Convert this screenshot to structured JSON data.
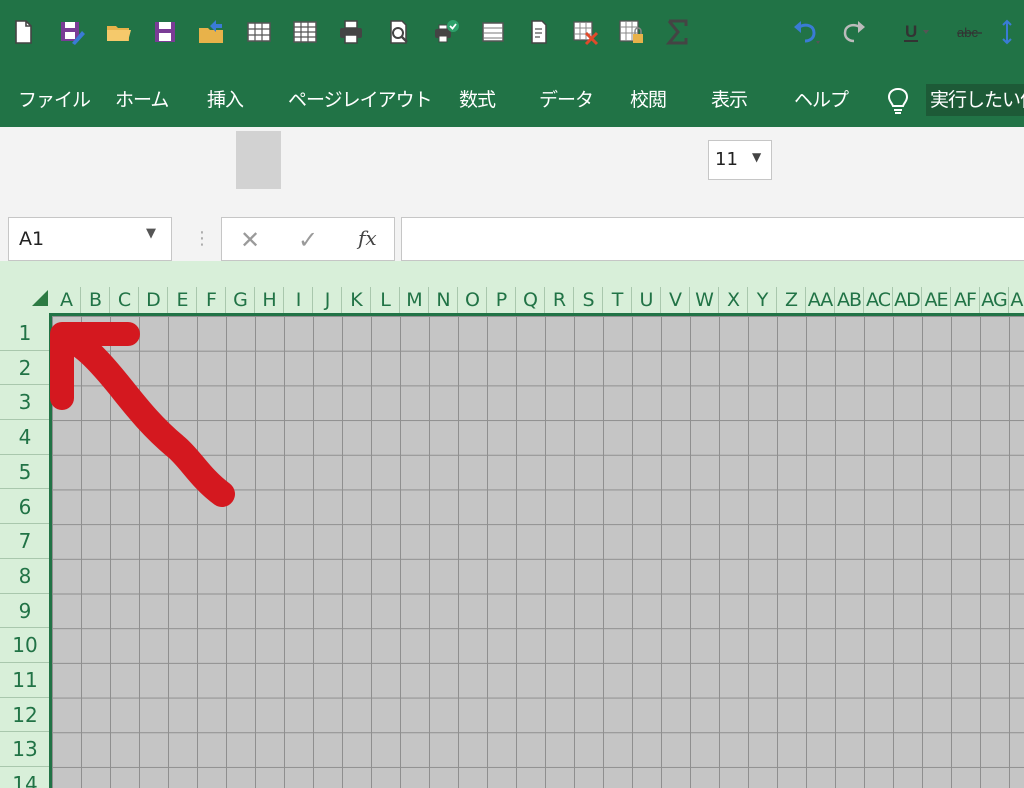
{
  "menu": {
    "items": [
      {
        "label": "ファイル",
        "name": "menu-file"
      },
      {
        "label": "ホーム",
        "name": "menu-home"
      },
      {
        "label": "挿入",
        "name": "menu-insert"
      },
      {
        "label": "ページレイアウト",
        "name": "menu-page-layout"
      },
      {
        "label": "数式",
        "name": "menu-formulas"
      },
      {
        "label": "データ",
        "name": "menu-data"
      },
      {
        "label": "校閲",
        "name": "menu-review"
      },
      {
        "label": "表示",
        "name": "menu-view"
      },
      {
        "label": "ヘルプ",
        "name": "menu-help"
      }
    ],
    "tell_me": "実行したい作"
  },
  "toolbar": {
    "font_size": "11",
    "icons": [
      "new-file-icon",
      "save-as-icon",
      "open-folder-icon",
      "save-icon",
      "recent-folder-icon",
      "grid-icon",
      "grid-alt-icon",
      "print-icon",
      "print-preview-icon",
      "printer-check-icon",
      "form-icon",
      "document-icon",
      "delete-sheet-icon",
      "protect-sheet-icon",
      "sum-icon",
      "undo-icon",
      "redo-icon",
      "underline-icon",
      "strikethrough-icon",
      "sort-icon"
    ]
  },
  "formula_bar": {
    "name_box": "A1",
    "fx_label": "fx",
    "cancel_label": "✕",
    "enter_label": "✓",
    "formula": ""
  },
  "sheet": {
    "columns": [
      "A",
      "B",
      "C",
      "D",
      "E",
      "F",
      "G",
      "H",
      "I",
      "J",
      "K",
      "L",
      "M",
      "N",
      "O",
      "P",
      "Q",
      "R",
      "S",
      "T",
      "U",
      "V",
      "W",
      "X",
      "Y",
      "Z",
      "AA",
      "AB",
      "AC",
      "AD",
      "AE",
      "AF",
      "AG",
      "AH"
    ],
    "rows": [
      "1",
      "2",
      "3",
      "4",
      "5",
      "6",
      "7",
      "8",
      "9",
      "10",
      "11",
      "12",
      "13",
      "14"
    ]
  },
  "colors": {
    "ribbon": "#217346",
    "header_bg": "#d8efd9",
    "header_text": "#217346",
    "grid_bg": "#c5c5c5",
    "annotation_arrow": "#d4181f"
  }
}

========

*PROBLEM TO WORK ON*: Using the entries above, return each line that includes the word "folder".

*THE OUTPUT*:
      "open-folder-icon",
      "recent-folder-icon",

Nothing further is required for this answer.